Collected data

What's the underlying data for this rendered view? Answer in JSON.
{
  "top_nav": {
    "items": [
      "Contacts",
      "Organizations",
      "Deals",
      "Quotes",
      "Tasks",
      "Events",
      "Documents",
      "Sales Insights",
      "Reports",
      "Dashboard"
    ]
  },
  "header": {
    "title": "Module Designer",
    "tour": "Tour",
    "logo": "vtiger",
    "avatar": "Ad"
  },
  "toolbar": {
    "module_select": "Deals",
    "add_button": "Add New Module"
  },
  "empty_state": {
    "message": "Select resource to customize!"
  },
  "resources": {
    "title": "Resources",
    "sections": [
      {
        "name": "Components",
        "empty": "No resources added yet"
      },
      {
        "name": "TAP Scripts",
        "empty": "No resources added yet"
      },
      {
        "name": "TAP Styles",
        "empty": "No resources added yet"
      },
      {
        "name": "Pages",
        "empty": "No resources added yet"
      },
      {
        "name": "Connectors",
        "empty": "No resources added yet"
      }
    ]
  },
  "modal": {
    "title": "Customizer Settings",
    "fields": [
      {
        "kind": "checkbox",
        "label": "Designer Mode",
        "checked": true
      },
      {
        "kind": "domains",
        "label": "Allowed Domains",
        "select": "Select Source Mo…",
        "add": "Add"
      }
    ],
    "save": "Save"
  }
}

...

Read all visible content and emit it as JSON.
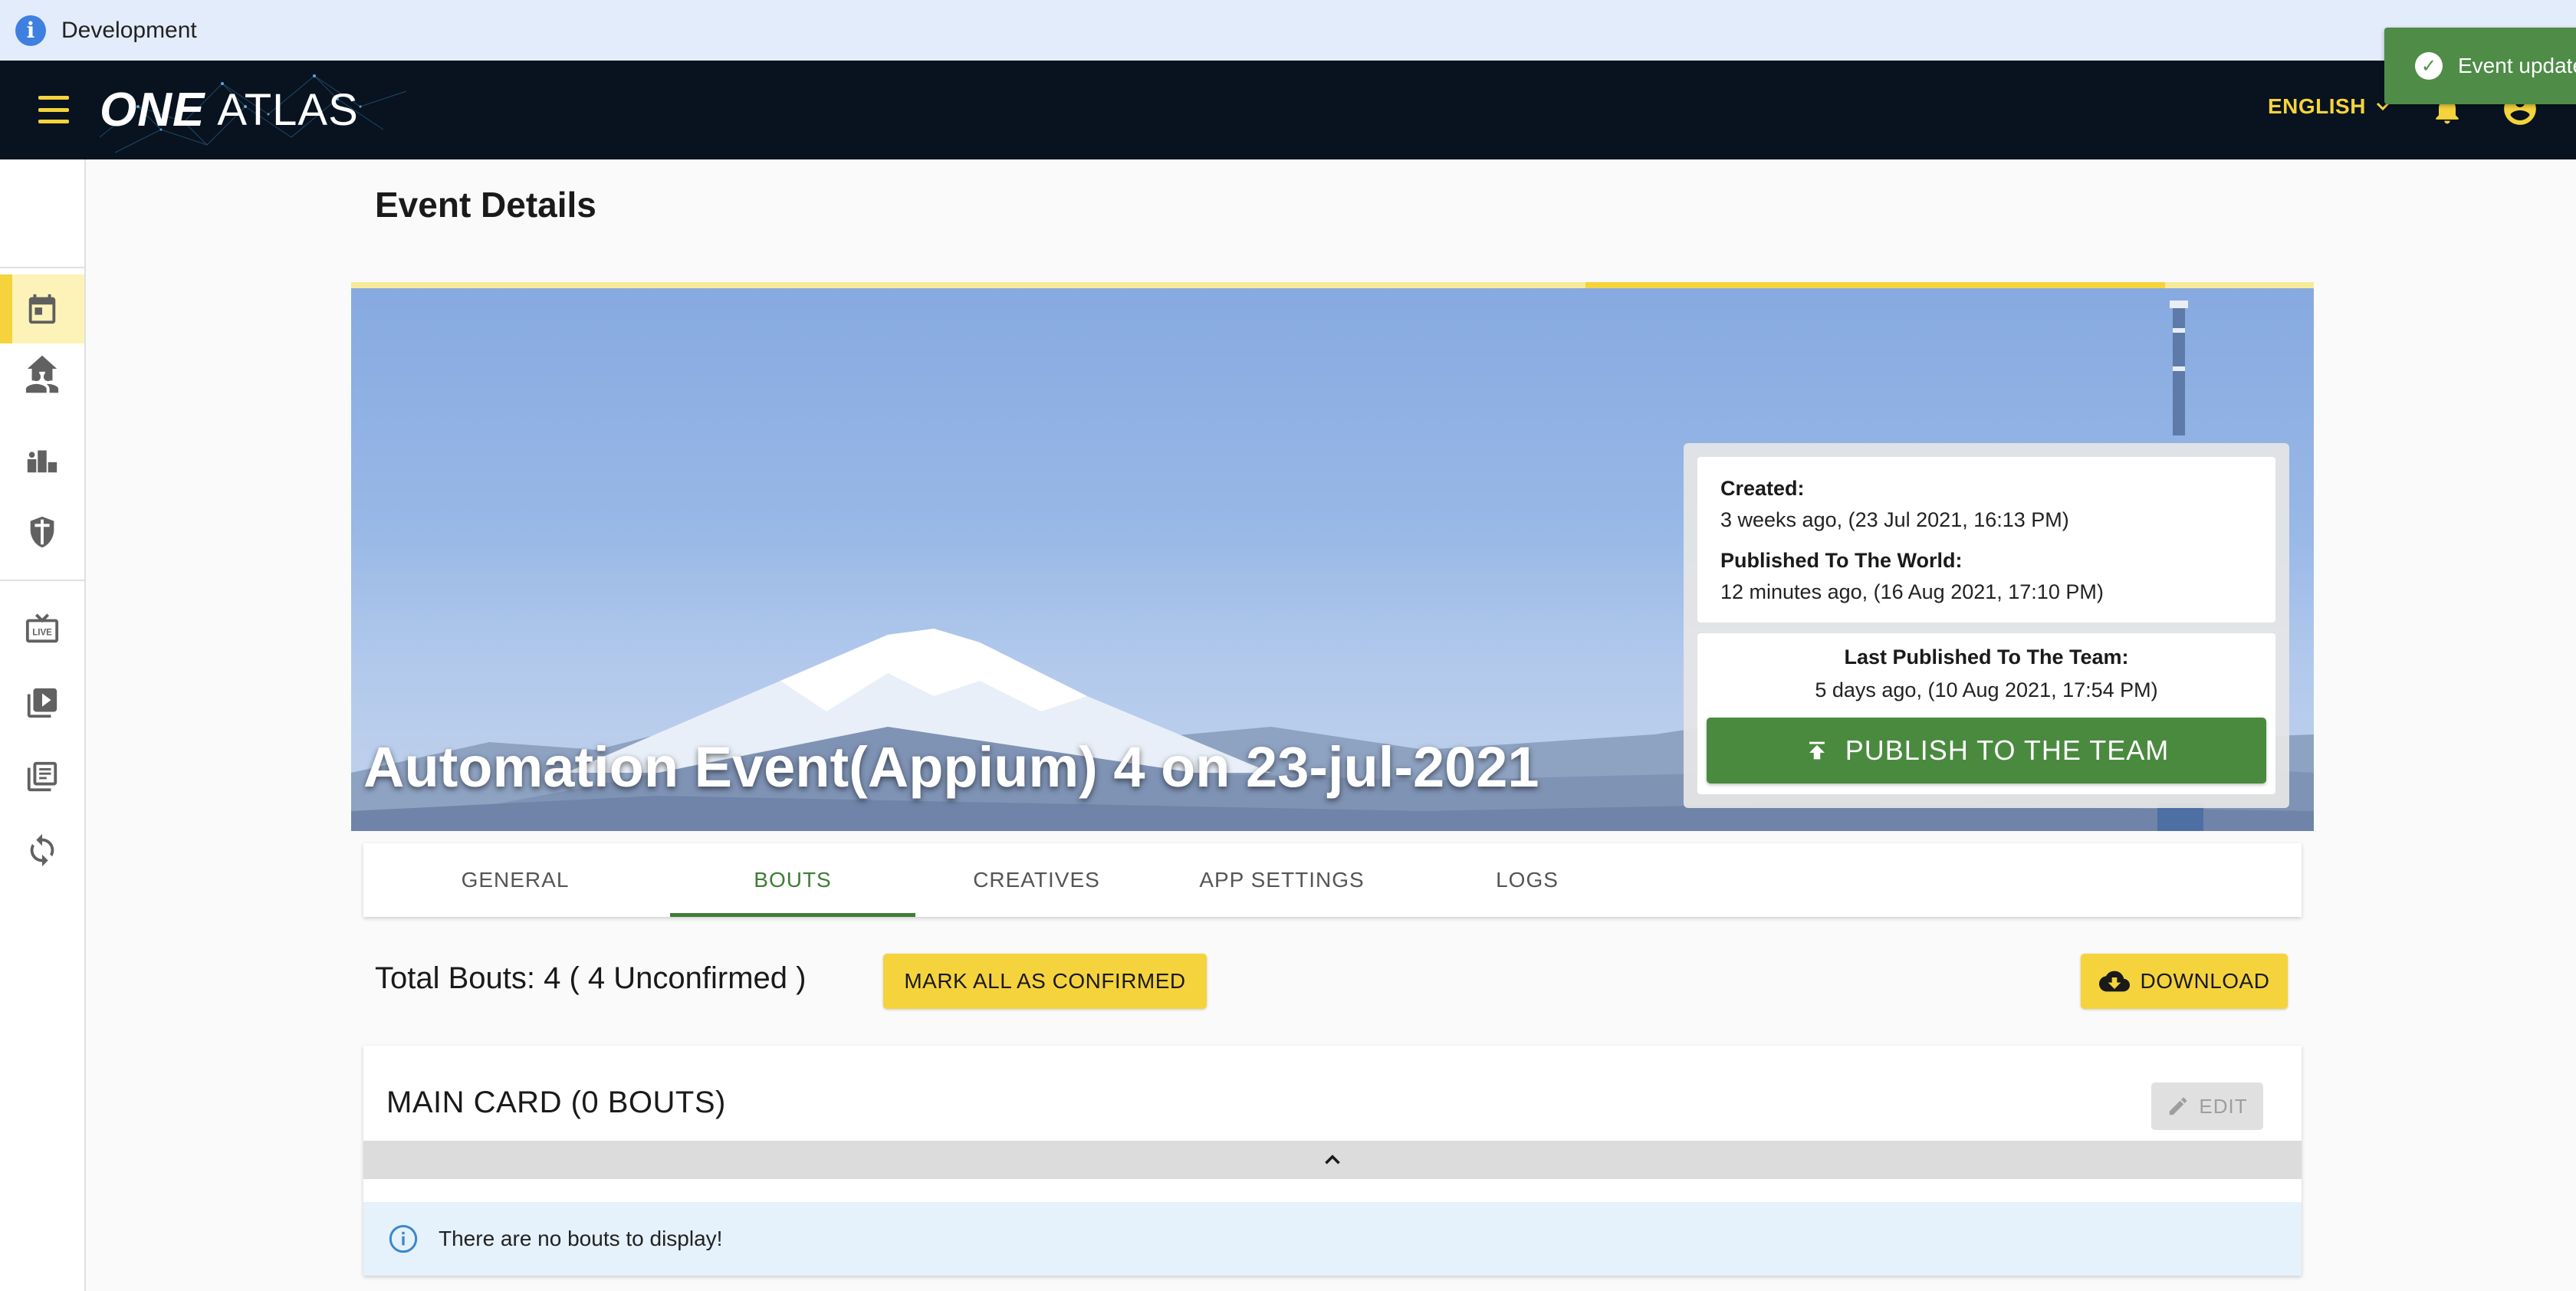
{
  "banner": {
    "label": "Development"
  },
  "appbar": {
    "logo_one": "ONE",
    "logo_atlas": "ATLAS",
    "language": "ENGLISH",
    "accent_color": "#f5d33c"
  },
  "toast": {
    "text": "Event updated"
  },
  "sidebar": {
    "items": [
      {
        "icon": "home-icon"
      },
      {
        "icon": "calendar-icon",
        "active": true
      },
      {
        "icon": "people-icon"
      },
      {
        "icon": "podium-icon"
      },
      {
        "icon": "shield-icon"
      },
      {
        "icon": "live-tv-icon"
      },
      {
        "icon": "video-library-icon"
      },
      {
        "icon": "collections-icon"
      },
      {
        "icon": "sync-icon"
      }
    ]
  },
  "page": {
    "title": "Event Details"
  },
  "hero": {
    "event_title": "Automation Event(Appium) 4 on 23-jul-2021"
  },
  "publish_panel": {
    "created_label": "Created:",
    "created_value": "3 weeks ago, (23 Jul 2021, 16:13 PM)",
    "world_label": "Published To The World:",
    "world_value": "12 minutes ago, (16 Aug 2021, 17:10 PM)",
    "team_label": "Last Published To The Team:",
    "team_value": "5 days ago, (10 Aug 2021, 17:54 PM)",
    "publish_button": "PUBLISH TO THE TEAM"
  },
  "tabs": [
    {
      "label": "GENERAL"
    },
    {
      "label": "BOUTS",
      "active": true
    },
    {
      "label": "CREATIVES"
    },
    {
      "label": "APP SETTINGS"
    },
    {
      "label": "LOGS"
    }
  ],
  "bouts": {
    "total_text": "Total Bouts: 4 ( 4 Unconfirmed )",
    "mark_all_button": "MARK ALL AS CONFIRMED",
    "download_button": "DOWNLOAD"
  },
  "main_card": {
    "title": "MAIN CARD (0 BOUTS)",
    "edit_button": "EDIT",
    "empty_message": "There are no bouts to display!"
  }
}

## Task instructions
Look for the word "Designer" in every line of the listing and copy the lines that have it.

## Solved problem
    "title": "Module Designer",
        "label": "Designer Mode",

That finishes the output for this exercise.